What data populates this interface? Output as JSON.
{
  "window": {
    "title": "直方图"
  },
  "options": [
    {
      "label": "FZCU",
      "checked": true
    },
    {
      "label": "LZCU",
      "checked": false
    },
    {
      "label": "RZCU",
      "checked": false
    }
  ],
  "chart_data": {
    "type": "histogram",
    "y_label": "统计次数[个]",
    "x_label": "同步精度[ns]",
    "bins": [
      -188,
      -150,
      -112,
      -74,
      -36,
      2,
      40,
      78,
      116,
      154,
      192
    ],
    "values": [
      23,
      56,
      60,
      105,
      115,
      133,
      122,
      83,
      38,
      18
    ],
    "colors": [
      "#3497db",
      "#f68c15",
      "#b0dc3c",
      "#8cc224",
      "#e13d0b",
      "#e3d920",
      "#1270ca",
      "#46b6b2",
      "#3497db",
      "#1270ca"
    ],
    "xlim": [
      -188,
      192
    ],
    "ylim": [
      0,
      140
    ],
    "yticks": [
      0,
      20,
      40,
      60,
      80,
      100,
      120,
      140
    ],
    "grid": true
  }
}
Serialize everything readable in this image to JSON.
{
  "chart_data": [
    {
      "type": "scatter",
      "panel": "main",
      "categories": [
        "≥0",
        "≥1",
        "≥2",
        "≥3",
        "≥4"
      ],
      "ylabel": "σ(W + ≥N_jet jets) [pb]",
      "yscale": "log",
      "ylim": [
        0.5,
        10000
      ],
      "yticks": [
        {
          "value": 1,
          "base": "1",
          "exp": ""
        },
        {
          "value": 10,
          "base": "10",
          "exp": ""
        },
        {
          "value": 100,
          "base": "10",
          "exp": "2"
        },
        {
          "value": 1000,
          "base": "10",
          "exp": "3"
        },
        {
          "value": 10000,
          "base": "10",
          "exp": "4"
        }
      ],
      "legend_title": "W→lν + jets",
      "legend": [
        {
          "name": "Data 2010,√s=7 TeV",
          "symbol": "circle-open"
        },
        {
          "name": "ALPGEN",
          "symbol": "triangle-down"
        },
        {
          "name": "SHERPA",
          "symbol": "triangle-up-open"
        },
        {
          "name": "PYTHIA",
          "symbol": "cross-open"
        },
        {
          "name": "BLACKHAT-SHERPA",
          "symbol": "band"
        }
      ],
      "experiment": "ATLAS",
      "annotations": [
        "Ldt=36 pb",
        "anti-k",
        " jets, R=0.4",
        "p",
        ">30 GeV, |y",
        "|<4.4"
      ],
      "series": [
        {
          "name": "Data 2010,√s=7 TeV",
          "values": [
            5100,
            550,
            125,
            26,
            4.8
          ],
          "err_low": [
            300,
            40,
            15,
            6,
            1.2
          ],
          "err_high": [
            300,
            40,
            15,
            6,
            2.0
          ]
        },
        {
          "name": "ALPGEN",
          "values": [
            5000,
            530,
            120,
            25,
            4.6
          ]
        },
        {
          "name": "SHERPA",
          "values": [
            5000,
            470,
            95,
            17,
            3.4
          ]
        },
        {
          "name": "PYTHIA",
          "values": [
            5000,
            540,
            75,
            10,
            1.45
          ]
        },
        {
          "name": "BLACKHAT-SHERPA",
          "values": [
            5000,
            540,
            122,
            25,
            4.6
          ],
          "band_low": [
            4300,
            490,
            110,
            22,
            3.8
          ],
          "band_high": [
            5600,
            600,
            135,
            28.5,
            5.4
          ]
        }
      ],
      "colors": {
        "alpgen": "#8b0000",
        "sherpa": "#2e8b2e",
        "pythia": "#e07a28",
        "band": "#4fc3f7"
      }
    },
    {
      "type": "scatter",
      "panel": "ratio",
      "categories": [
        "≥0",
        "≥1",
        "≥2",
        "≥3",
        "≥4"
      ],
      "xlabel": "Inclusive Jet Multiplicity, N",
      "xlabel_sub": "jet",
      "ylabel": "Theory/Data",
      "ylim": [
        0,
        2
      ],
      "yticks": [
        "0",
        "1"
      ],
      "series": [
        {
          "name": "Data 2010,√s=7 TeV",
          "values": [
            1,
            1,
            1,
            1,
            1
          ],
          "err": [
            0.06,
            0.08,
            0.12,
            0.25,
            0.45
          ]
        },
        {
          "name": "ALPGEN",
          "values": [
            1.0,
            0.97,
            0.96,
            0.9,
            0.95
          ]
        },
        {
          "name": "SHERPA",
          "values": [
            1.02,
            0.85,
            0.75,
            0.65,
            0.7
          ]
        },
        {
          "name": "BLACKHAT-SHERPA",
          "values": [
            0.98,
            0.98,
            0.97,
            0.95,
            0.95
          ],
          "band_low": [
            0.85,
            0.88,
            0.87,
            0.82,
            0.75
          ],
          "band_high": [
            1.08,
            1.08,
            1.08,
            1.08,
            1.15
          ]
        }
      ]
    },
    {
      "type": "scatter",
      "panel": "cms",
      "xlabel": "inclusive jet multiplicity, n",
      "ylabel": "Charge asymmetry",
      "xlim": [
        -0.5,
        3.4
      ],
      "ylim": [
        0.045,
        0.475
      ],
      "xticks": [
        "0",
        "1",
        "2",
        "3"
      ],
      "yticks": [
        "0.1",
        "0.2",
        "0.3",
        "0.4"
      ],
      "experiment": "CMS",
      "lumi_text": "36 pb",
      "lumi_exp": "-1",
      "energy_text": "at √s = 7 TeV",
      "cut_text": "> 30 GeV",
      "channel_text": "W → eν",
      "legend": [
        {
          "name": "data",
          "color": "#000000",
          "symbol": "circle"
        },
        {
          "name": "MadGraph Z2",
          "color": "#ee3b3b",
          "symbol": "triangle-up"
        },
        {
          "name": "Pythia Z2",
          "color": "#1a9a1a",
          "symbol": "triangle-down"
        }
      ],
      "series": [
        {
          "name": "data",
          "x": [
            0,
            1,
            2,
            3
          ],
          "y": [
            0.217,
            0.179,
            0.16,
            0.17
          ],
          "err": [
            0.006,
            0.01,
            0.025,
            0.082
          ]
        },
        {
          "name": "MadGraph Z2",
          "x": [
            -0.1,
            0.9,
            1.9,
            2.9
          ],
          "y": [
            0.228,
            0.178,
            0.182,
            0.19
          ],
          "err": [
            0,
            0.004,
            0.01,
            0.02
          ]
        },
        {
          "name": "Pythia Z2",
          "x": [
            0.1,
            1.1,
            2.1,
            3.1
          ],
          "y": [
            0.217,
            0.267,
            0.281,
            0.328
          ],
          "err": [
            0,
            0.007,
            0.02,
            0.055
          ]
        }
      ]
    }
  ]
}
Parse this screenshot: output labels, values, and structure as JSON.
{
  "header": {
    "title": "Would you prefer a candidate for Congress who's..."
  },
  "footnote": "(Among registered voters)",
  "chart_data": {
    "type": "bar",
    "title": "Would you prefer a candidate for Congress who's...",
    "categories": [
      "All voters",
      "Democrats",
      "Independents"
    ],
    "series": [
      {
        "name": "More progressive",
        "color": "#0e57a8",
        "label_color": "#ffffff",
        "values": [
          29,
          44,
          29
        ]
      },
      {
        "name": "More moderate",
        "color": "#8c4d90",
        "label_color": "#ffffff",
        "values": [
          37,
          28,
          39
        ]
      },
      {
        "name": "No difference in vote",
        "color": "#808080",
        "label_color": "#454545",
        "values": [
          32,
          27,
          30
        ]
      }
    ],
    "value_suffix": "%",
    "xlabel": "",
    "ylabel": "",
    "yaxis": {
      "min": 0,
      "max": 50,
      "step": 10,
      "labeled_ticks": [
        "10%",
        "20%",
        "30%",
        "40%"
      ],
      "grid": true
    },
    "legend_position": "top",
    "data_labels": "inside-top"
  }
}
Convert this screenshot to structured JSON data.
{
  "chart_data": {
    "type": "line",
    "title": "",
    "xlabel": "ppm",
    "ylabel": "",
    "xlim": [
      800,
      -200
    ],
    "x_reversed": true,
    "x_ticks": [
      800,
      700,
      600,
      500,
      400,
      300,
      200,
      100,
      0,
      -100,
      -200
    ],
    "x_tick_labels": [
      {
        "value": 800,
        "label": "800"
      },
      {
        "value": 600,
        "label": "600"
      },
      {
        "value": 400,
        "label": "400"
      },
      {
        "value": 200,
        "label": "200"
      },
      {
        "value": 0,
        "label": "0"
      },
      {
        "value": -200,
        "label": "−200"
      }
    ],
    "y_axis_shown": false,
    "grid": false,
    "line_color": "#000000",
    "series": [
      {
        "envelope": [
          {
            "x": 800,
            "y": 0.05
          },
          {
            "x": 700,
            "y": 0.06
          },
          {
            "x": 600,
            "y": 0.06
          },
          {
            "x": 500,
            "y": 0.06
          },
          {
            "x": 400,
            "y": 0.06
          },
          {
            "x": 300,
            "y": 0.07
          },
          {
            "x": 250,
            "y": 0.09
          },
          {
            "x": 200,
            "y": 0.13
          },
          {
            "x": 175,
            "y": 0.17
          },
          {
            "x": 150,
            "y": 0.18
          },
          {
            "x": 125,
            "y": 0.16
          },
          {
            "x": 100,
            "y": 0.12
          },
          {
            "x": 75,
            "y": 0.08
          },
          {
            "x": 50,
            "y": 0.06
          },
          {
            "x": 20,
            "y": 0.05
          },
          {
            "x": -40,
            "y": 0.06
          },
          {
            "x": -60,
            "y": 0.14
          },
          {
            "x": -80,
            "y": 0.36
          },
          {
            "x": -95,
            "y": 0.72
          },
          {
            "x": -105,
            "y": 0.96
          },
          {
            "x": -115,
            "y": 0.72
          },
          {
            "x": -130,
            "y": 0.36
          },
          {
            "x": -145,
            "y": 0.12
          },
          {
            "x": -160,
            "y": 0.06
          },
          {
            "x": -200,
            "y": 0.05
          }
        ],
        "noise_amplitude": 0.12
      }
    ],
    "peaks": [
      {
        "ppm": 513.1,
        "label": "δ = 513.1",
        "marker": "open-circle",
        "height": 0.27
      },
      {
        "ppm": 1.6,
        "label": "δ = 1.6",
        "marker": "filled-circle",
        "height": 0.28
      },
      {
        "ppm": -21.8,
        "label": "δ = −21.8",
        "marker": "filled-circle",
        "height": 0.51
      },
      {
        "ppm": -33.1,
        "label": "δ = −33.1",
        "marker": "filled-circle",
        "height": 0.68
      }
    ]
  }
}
------------------------------------
Copy all lines from the listing that contain "Would".

(Result of this task):
    "title": "Would you prefer a candidate for Congress who's..."
    "title": "Would you prefer a candidate for Congress who's...",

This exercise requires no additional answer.